§ **What to do**
Copy the line with "What text is on this page?" and all lines following it through the last line of the entries, exactly as written.

§ **Data shown**

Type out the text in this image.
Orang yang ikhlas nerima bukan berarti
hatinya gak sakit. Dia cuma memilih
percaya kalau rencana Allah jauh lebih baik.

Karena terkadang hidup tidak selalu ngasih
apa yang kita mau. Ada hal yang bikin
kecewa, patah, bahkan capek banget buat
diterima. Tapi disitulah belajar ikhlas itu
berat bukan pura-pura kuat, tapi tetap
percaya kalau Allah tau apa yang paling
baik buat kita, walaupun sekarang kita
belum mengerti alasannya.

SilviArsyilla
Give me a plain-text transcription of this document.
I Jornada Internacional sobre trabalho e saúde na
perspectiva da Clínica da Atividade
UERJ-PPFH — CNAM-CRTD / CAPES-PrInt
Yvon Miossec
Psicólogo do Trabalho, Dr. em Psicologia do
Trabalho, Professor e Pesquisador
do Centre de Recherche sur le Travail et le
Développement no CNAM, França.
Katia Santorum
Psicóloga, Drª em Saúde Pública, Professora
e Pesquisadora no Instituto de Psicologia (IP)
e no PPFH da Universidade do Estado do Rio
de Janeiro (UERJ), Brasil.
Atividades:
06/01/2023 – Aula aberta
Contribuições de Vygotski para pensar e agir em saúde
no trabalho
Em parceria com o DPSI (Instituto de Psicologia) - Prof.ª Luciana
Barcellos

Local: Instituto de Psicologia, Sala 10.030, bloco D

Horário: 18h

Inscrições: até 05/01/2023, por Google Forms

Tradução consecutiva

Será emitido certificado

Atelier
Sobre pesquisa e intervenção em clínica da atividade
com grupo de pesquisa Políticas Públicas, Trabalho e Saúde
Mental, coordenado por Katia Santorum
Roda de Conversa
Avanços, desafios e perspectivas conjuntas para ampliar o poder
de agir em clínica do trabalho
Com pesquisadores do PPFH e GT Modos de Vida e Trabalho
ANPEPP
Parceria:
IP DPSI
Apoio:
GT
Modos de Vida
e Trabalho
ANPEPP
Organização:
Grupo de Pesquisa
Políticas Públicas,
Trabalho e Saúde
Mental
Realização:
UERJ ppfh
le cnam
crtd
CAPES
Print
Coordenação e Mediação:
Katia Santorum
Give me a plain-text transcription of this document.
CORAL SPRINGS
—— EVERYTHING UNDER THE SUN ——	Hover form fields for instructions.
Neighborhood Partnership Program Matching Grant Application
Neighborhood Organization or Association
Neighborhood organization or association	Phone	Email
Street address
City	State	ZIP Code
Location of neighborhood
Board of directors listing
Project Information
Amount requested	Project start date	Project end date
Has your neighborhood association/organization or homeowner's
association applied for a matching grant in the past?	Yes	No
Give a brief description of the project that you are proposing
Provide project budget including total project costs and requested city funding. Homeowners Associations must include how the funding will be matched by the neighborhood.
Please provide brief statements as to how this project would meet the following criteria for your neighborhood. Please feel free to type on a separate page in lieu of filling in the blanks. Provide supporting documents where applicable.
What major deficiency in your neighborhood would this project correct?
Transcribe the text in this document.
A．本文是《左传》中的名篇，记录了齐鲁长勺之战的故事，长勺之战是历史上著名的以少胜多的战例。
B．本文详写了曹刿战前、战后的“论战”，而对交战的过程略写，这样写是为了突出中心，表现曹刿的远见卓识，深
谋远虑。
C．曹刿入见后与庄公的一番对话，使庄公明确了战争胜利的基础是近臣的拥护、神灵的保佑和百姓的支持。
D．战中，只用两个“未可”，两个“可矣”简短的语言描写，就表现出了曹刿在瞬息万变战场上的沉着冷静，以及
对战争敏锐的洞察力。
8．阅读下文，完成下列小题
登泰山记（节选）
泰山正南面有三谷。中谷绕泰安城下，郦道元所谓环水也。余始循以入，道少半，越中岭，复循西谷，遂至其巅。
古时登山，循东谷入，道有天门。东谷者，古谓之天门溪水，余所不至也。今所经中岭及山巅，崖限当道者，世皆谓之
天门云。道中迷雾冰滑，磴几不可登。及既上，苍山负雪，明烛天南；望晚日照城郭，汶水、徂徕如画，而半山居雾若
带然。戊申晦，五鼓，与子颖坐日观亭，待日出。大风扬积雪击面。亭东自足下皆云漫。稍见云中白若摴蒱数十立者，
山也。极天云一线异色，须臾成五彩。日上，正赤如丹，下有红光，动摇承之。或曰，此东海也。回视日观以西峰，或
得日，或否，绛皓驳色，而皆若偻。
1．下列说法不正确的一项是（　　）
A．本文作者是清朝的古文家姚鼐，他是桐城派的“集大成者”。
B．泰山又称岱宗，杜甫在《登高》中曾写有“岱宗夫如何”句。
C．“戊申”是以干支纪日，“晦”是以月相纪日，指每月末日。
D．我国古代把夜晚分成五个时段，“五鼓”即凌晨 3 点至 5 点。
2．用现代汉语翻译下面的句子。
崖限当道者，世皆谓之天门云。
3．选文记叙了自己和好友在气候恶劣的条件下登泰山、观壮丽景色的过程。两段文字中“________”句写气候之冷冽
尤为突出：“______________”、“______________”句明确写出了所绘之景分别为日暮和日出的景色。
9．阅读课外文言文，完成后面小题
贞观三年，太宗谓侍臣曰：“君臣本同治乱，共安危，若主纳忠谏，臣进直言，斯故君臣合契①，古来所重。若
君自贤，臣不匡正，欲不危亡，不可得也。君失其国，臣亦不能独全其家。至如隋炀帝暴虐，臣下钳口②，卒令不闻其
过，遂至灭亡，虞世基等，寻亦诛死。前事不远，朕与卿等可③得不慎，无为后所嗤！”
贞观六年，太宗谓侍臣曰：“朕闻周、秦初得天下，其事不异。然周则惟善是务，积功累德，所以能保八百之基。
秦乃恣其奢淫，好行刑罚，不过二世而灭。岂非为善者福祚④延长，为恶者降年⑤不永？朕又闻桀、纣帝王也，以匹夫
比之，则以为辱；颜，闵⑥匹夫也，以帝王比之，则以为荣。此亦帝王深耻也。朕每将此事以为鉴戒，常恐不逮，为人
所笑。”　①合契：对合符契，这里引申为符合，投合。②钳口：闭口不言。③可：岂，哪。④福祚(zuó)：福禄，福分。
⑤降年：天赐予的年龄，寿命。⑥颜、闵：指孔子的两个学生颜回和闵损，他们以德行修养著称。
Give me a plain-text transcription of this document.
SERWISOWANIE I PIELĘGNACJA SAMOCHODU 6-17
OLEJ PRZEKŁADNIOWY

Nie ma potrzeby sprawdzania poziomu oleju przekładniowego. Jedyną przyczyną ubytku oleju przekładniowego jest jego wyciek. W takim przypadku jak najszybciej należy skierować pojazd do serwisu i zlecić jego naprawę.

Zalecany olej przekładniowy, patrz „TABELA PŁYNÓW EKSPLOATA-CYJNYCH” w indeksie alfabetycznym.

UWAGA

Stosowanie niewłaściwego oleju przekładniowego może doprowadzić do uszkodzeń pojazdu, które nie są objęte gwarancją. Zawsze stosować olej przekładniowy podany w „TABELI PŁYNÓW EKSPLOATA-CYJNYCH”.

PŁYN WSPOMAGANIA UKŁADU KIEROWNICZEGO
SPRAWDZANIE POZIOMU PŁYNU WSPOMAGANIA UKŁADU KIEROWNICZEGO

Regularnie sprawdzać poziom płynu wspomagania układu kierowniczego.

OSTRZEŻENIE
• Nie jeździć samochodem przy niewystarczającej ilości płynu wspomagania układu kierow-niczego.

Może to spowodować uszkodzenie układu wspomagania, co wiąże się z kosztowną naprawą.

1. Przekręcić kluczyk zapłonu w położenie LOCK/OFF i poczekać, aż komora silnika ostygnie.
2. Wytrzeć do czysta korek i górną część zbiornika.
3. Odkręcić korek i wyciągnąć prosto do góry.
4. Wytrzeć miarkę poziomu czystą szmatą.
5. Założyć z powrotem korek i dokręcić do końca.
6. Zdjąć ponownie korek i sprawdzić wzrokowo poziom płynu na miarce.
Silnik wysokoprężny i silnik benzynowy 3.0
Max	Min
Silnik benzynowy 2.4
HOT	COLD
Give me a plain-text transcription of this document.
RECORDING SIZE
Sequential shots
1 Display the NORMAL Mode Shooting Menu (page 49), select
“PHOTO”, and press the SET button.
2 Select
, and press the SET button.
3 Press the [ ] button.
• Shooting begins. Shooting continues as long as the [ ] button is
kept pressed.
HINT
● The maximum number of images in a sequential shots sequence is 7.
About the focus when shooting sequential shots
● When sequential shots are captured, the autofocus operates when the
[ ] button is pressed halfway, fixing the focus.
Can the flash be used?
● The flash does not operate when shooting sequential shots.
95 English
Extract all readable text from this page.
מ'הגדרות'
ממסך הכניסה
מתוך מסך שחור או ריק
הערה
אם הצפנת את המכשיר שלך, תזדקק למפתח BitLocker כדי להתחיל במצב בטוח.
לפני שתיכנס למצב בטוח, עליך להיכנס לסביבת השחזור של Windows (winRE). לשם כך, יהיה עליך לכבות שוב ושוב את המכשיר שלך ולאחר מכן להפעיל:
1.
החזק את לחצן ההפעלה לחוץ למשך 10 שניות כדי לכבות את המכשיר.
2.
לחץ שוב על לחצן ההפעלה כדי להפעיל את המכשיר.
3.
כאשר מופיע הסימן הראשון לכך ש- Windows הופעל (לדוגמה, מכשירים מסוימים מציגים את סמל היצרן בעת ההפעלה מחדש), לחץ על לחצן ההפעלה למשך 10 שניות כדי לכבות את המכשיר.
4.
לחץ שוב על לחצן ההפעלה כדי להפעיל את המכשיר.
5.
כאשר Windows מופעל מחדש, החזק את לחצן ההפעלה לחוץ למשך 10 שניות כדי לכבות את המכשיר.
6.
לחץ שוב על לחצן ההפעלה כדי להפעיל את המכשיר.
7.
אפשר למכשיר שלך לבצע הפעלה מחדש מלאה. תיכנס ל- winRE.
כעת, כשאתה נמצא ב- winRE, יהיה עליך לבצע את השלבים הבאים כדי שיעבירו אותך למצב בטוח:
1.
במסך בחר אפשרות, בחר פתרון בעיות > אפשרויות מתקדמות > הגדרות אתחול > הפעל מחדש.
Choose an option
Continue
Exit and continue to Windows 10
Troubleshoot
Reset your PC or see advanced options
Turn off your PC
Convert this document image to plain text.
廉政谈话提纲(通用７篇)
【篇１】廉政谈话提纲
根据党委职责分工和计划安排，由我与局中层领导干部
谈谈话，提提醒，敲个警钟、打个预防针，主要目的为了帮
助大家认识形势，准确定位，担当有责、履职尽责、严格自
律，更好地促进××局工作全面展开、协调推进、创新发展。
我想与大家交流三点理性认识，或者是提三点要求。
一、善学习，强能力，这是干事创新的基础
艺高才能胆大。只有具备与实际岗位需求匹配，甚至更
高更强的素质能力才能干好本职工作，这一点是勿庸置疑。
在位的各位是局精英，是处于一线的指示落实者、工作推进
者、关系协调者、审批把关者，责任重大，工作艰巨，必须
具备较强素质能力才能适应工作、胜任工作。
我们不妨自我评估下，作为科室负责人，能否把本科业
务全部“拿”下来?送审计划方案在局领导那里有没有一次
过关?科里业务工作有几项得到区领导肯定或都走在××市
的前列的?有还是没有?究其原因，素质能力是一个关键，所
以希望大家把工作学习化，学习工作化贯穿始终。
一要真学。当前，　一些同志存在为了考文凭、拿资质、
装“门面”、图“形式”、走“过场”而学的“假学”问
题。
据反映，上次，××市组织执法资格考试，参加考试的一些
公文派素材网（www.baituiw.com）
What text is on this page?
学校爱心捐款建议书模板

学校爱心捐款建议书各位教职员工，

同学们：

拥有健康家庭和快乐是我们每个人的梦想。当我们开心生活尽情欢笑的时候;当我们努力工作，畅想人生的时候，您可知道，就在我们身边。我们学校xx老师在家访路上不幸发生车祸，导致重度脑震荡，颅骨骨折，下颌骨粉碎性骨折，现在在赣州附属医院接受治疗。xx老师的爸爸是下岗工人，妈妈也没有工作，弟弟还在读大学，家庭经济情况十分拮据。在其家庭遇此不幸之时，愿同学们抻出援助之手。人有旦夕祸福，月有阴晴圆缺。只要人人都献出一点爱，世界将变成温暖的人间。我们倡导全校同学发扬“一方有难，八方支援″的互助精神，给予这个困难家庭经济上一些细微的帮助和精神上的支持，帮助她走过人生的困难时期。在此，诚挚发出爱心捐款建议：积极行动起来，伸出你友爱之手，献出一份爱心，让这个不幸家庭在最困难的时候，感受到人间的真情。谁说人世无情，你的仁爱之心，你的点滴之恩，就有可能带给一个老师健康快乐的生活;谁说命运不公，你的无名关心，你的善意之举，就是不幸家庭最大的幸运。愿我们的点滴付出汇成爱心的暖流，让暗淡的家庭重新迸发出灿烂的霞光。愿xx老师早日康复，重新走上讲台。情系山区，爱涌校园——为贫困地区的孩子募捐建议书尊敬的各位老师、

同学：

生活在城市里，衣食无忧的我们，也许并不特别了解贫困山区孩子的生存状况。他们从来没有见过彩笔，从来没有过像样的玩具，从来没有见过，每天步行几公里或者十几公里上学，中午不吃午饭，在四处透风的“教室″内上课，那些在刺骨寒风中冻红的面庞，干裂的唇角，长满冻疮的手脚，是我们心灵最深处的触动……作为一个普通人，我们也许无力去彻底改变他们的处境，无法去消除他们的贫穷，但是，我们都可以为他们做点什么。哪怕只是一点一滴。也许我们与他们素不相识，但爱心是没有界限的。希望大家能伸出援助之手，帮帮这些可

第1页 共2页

§ **Worked solution**
What text is on this page?
学校爱心捐款建议书模板

学校爱心捐款建议书各位教职员工，

同学们：

拥有健康家庭和快乐是我们每个人的梦想。当我们开心生活尽情欢笑的时候;当我们努力工作，畅想人生的时候，您可知道，就在我们身边。我们学校xx老师在家访路上不幸发生车祸，导致重度脑震荡，颅骨骨折，下颌骨粉碎性骨折，现在在赣州附属医院接受治疗。xx老师的爸爸是下岗工人，妈妈也没有工作，弟弟还在读大学，家庭经济情况十分拮据。在其家庭遇此不幸之时，愿同学们抻出援助之手。人有旦夕祸福，月有阴晴圆缺。只要人人都献出一点爱，世界将变成温暖的人间。我们倡导全校同学发扬“一方有难，八方支援″的互助精神，给予这个困难家庭经济上一些细微的帮助和精神上的支持，帮助她走过人生的困难时期。在此，诚挚发出爱心捐款建议：积极行动起来，伸出你友爱之手，献出一份爱心，让这个不幸家庭在最困难的时候，感受到人间的真情。谁说人世无情，你的仁爱之心，你的点滴之恩，就有可能带给一个老师健康快乐的生活;谁说命运不公，你的无名关心，你的善意之举，就是不幸家庭最大的幸运。愿我们的点滴付出汇成爱心的暖流，让暗淡的家庭重新迸发出灿烂的霞光。愿xx老师早日康复，重新走上讲台。情系山区，爱涌校园——为贫困地区的孩子募捐建议书尊敬的各位老师、

同学：

生活在城市里，衣食无忧的我们，也许并不特别了解贫困山区孩子的生存状况。他们从来没有见过彩笔，从来没有过像样的玩具，从来没有见过，每天步行几公里或者十几公里上学，中午不吃午饭，在四处透风的“教室″内上课，那些在刺骨寒风中冻红的面庞，干裂的唇角，长满冻疮的手脚，是我们心灵最深处的触动……作为一个普通人，我们也许无力去彻底改变他们的处境，无法去消除他们的贫穷，但是，我们都可以为他们做点什么。哪怕只是一点一滴。也许我们与他们素不相识，但爱心是没有界限的。希望大家能伸出援助之手，帮帮这些可

第1页 共2页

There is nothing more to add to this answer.